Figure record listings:
==================================================
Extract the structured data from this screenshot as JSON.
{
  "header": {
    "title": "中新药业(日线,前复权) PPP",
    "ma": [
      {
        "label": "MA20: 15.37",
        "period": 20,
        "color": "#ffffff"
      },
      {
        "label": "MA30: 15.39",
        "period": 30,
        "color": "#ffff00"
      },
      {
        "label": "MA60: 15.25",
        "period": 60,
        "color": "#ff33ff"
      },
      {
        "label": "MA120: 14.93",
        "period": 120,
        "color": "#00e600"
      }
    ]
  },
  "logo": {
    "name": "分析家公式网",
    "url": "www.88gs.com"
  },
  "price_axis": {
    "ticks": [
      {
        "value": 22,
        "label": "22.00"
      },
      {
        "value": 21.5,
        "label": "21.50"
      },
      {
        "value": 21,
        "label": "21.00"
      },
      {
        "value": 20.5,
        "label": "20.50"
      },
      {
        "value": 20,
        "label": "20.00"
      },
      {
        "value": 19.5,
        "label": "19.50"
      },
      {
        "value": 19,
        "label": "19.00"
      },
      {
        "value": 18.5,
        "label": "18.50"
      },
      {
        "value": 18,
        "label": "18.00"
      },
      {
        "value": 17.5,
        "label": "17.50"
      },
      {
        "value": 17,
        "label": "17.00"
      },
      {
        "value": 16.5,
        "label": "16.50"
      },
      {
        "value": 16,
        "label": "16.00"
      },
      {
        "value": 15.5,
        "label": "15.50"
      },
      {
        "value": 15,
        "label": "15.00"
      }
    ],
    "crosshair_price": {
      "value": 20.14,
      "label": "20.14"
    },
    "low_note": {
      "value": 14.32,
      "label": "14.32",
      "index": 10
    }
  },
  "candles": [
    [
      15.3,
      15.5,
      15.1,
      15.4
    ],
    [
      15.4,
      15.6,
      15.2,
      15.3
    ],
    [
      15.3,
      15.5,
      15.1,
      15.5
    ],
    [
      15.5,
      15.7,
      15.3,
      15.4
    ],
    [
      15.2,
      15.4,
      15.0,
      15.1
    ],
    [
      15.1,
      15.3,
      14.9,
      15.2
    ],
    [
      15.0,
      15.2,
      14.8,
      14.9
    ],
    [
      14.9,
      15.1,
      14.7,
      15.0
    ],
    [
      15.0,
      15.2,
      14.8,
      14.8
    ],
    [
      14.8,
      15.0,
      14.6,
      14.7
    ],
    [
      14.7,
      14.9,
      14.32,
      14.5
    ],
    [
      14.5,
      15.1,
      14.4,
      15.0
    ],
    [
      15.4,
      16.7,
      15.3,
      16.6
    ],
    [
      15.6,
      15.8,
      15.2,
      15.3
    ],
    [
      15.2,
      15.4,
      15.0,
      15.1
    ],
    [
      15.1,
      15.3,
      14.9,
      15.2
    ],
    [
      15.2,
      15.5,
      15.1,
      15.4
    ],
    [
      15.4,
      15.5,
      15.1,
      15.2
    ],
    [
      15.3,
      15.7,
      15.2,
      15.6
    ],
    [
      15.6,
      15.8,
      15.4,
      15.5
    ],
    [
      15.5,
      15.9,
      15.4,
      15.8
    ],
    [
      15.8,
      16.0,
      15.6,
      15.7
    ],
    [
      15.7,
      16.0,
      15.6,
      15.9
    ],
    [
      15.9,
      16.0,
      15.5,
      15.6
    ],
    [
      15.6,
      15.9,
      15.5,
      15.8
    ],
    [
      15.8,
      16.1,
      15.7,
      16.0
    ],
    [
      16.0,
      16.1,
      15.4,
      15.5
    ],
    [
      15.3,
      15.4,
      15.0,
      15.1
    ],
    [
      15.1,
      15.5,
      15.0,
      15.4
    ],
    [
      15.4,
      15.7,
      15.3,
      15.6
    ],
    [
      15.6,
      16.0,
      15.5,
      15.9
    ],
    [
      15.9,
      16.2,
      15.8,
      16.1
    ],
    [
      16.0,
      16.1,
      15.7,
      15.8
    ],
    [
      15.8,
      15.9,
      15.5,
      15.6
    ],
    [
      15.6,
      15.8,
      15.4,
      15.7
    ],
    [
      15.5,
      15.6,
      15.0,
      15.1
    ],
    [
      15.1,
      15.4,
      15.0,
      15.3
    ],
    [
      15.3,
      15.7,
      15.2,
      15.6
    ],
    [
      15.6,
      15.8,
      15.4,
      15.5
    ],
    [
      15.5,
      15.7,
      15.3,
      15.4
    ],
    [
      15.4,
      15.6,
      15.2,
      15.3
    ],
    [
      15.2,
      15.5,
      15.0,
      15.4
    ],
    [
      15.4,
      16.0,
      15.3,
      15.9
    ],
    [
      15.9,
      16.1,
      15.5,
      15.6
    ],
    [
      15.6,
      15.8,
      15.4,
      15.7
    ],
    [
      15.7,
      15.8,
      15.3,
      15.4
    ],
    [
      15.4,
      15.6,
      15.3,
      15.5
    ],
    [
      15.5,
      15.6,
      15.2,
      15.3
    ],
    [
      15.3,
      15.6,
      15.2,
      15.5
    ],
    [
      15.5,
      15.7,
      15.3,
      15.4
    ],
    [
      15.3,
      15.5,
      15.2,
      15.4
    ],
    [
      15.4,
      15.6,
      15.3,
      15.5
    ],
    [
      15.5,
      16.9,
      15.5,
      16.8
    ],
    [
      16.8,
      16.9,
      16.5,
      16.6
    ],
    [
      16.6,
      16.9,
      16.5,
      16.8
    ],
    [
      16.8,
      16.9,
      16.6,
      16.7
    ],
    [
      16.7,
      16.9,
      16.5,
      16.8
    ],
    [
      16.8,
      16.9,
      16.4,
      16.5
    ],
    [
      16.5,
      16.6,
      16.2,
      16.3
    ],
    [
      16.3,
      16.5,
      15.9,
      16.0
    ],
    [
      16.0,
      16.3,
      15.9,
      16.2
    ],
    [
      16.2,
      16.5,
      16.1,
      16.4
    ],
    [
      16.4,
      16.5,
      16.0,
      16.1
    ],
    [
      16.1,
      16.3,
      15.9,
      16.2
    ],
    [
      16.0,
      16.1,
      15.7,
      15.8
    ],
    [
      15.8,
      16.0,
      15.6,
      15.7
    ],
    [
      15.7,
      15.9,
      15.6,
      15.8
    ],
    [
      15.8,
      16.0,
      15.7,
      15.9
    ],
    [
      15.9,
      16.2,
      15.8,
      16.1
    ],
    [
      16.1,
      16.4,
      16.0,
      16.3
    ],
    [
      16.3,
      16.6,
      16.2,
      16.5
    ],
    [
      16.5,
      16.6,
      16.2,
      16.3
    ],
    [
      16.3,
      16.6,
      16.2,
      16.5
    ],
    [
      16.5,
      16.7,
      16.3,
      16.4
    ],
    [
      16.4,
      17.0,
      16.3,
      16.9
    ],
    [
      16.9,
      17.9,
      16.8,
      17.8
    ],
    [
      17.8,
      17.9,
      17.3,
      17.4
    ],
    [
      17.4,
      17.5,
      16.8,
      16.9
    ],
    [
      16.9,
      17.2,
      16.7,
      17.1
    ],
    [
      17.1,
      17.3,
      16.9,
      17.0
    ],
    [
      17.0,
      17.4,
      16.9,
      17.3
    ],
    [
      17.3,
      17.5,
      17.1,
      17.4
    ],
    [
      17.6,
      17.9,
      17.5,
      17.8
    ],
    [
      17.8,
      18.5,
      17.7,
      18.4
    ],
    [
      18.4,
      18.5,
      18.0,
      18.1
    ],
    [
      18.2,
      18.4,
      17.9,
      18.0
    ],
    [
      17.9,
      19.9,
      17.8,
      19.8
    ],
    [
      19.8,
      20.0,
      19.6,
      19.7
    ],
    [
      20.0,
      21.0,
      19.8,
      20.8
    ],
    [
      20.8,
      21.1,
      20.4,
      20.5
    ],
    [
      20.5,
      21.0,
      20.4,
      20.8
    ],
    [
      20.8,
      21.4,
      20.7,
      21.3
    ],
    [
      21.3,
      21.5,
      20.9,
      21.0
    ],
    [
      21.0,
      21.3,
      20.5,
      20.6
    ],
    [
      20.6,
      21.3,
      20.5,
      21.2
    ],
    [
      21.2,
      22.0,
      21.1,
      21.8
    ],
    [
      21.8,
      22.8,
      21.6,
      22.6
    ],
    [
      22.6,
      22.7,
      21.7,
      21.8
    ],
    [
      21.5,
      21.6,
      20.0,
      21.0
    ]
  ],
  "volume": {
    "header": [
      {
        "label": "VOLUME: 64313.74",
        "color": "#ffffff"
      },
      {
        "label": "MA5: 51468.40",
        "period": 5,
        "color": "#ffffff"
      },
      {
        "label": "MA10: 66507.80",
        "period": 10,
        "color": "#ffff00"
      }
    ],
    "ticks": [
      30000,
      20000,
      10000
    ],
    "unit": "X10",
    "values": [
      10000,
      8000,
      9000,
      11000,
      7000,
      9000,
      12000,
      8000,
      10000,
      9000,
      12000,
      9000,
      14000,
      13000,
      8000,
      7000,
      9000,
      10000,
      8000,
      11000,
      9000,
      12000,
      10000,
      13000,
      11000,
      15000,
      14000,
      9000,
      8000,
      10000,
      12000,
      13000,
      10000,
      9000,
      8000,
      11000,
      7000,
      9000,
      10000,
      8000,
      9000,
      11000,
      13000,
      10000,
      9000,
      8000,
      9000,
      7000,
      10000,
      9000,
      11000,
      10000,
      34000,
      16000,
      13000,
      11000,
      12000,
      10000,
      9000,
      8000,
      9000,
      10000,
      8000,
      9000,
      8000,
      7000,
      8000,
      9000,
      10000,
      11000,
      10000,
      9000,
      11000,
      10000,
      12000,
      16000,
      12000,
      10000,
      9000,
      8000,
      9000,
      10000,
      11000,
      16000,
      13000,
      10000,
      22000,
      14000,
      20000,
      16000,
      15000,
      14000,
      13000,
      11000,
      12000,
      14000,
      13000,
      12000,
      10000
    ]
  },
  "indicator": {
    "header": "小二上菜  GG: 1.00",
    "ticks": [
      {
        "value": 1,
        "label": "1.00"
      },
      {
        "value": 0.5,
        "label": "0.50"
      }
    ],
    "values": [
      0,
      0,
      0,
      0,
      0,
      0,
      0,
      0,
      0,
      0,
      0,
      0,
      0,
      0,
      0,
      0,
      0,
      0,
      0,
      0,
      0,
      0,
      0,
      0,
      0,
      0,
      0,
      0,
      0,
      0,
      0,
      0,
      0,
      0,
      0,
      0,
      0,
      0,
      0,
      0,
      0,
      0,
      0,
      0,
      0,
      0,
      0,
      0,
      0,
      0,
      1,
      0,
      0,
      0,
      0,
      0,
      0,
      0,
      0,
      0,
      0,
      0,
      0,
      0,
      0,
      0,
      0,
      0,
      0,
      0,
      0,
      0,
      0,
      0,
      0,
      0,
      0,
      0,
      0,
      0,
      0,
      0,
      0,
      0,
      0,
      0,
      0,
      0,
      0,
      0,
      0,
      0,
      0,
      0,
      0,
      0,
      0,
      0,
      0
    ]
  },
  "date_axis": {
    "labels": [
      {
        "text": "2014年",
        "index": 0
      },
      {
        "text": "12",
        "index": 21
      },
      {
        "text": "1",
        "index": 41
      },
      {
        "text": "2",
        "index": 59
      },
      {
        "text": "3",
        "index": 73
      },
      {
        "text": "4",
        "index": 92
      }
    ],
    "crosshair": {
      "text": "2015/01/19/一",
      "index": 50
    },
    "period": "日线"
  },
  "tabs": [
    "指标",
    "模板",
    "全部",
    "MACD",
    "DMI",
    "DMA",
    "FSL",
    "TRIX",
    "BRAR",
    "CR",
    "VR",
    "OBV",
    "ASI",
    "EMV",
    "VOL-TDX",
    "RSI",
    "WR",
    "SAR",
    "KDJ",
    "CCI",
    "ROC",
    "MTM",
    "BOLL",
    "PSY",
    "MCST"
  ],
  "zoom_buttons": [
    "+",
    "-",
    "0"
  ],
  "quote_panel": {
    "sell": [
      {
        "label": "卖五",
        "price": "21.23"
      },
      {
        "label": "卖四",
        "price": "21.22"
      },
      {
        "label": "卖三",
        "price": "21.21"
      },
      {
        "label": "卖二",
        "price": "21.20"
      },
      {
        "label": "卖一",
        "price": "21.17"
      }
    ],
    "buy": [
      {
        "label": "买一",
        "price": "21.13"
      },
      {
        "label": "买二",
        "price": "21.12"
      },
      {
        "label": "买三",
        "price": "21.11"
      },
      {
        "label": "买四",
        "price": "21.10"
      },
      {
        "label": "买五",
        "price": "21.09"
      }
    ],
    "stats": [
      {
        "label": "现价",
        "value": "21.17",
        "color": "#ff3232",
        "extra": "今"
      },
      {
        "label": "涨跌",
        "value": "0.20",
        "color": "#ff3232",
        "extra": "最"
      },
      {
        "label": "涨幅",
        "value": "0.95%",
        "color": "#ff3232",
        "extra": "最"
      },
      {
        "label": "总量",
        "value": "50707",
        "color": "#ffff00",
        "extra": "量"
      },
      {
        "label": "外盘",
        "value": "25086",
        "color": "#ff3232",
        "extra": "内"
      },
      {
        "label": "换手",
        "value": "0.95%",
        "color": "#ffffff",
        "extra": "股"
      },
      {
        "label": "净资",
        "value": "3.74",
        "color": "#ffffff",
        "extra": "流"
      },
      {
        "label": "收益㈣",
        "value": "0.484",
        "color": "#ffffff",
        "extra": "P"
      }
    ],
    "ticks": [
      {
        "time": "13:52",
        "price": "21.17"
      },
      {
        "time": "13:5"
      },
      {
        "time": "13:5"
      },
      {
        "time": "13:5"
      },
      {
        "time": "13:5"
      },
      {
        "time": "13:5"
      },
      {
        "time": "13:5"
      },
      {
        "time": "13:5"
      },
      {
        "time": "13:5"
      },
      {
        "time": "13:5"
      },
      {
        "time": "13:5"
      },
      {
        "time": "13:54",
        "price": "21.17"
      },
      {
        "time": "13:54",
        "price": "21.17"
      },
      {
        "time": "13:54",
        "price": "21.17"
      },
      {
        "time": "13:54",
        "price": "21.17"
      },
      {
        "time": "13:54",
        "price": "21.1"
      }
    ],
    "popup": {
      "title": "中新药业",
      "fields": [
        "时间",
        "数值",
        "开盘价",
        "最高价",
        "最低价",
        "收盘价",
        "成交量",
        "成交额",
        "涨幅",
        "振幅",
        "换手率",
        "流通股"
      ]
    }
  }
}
==================================================
BRIEF: Check each line of the entries above, and show every one holding the word "text".

RESULT OF THIS EXERCISE:
        "text": "2014年",
        "text": "12",
        "text": "1",
        "text": "2",
        "text": "3",
        "text": "4",
      "text": "2015/01/19/一",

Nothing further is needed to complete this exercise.